:: Stored rows
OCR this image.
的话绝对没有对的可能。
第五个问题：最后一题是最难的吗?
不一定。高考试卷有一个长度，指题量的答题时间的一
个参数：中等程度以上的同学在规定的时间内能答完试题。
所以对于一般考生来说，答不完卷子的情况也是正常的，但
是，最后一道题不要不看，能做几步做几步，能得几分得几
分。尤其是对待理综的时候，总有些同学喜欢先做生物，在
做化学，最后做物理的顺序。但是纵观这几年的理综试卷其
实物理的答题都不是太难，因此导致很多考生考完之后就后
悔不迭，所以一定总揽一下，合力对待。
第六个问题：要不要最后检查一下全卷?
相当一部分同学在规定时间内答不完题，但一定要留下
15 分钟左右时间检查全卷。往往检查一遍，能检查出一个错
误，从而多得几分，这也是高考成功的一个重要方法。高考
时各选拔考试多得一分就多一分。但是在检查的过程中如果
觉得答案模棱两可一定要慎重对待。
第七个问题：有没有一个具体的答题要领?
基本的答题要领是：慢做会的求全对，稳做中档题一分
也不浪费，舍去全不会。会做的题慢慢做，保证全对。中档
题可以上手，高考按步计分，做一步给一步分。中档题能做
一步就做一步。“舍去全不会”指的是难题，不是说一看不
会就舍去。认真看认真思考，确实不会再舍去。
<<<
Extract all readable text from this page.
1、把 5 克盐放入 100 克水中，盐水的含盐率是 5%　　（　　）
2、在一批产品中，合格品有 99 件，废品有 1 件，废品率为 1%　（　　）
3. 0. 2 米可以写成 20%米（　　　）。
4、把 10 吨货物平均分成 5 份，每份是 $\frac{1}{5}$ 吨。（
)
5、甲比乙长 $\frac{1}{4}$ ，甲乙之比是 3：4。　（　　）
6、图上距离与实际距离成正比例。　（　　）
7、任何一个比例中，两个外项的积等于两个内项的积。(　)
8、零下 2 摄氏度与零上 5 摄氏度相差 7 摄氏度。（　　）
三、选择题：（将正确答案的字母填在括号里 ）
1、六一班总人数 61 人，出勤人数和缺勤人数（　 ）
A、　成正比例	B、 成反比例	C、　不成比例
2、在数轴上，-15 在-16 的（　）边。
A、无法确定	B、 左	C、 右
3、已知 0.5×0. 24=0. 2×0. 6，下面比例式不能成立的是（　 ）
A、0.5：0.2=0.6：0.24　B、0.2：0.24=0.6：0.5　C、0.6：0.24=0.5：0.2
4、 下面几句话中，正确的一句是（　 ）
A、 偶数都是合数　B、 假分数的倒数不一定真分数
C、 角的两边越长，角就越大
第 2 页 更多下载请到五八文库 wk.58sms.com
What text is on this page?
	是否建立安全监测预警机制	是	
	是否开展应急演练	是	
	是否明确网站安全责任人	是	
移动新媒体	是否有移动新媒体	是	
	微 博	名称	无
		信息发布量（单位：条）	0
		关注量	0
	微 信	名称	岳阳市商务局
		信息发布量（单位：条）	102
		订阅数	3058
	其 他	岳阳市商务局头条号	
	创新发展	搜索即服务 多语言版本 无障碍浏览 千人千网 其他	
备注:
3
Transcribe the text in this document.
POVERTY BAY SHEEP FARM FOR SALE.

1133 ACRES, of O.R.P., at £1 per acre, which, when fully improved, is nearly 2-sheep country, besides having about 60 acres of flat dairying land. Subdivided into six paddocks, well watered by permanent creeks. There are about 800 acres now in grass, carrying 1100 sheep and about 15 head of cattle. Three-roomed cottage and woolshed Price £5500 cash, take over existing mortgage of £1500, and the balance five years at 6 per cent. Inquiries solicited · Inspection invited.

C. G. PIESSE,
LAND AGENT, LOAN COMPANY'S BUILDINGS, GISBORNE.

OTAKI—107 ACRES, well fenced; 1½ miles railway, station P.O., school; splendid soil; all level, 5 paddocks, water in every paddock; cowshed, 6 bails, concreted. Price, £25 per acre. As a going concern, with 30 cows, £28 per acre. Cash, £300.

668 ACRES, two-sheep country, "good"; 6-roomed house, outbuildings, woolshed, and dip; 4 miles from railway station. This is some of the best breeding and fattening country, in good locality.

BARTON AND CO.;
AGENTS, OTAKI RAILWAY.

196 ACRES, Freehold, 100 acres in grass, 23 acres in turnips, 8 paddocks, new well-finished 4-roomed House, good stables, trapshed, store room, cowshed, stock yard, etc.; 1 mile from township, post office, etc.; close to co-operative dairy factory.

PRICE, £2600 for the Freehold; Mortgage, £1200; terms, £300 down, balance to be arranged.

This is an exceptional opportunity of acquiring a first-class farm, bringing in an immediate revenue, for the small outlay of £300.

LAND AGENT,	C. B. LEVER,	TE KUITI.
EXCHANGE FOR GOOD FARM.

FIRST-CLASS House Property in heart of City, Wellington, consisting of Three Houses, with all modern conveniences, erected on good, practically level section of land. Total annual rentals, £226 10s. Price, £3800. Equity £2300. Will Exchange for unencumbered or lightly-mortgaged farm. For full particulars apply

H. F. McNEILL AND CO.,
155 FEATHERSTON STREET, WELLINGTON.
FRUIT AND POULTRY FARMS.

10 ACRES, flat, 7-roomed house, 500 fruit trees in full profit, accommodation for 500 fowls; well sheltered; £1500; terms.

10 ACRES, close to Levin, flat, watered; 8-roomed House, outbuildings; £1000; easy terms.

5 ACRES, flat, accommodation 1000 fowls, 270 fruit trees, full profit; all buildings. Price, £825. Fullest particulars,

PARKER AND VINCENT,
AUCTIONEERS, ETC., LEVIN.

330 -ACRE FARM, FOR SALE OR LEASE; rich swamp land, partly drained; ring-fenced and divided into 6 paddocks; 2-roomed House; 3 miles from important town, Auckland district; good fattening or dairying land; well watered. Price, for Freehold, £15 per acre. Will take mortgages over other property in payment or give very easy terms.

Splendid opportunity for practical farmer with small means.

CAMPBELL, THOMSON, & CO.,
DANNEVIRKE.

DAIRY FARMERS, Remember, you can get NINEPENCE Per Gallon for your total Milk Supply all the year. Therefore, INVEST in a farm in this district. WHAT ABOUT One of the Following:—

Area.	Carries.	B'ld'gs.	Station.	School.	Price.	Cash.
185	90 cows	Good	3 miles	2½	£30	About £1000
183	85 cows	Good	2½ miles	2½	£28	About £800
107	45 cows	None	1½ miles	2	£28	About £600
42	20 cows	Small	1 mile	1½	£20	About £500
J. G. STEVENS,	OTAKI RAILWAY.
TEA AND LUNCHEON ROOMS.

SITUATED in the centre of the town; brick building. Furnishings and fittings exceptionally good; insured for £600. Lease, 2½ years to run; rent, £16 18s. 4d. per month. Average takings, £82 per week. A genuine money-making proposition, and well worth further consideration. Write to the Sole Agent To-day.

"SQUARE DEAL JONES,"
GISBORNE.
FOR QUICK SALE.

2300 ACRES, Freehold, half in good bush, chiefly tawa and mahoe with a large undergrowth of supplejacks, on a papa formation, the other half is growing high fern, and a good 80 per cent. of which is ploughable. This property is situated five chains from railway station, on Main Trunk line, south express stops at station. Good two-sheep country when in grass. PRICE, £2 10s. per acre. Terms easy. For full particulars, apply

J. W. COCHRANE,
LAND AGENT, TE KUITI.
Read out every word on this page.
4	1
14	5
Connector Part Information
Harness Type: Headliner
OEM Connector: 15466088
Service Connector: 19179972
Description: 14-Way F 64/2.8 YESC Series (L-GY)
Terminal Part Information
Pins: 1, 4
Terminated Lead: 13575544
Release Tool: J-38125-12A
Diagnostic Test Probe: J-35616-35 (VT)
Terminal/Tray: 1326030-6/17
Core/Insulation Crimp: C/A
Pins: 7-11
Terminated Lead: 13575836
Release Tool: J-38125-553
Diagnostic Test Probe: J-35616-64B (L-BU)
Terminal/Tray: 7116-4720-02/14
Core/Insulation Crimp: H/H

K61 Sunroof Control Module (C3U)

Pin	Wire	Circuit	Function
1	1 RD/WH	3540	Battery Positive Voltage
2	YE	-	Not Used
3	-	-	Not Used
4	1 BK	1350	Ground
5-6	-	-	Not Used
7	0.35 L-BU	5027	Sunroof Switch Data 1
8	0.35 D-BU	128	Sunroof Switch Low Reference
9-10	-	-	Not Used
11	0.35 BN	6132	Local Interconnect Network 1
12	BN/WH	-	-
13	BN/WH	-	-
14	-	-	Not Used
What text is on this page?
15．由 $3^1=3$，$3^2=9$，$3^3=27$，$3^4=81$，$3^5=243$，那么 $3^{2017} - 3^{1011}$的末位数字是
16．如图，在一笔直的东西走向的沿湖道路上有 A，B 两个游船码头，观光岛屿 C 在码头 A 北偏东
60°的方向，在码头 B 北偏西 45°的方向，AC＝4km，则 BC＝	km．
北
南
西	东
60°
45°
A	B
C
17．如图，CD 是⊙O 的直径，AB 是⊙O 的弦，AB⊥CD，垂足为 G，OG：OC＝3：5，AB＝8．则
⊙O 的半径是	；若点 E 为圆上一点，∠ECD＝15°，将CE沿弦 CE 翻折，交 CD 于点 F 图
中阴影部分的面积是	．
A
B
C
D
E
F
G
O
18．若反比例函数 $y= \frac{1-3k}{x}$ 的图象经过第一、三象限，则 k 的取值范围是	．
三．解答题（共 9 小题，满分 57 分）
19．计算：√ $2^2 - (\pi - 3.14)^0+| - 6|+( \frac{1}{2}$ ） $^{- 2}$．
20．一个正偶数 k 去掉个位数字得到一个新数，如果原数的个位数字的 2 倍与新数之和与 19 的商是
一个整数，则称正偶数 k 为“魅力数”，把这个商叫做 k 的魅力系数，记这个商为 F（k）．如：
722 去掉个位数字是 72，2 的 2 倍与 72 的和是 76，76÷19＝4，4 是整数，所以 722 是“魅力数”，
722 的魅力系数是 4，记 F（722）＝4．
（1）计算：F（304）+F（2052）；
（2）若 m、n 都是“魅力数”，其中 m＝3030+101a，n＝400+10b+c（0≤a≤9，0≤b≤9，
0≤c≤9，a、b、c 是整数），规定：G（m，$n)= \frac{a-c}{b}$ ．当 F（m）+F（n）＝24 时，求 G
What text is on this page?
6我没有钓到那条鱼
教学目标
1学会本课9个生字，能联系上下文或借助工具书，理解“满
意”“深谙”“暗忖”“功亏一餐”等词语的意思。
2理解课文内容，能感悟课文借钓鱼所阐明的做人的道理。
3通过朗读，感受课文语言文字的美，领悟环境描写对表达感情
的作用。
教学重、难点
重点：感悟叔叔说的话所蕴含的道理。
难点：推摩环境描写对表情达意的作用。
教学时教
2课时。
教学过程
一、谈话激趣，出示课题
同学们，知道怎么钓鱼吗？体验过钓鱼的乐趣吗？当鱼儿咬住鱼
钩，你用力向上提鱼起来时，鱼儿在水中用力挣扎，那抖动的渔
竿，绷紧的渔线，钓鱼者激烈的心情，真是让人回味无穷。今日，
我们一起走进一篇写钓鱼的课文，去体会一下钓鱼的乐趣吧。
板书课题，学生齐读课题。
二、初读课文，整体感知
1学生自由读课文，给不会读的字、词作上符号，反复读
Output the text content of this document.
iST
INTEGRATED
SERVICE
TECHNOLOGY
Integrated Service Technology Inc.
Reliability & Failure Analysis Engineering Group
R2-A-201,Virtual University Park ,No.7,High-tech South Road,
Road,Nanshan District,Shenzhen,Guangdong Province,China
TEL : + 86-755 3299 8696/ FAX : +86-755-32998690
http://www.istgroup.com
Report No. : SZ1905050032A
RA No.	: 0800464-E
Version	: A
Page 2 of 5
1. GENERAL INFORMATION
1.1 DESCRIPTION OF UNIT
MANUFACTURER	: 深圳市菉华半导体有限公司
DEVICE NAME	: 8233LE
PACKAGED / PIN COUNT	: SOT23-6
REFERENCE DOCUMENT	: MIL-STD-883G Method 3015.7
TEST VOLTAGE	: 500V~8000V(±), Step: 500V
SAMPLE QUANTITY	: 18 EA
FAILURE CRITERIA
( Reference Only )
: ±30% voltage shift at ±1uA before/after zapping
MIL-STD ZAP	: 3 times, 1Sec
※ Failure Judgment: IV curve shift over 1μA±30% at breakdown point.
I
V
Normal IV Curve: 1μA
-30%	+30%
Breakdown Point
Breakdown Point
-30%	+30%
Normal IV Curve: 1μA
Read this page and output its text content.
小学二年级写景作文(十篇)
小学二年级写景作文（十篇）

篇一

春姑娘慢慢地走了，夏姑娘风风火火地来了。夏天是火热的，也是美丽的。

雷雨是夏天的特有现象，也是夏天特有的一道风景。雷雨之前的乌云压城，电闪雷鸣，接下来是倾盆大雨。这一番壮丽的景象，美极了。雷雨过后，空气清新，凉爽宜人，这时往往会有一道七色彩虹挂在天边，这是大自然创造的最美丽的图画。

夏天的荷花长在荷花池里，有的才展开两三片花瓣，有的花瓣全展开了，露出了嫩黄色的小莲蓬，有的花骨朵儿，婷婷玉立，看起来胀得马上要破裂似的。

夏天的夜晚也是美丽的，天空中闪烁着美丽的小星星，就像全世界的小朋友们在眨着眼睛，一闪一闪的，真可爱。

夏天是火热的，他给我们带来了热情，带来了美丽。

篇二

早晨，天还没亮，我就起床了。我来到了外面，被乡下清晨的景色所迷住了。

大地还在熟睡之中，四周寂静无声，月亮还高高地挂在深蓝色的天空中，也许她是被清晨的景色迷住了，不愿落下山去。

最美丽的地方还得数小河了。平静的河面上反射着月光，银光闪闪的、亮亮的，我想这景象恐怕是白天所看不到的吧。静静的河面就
::::
| Direction |
Using the listing above, show every line that includes the string "Sunroof".

| Full response |
K61 Sunroof Control Module (C3U)
7	0.35 L-BU	5027	Sunroof Switch Data 1
8	0.35 D-BU	128	Sunroof Switch Low Reference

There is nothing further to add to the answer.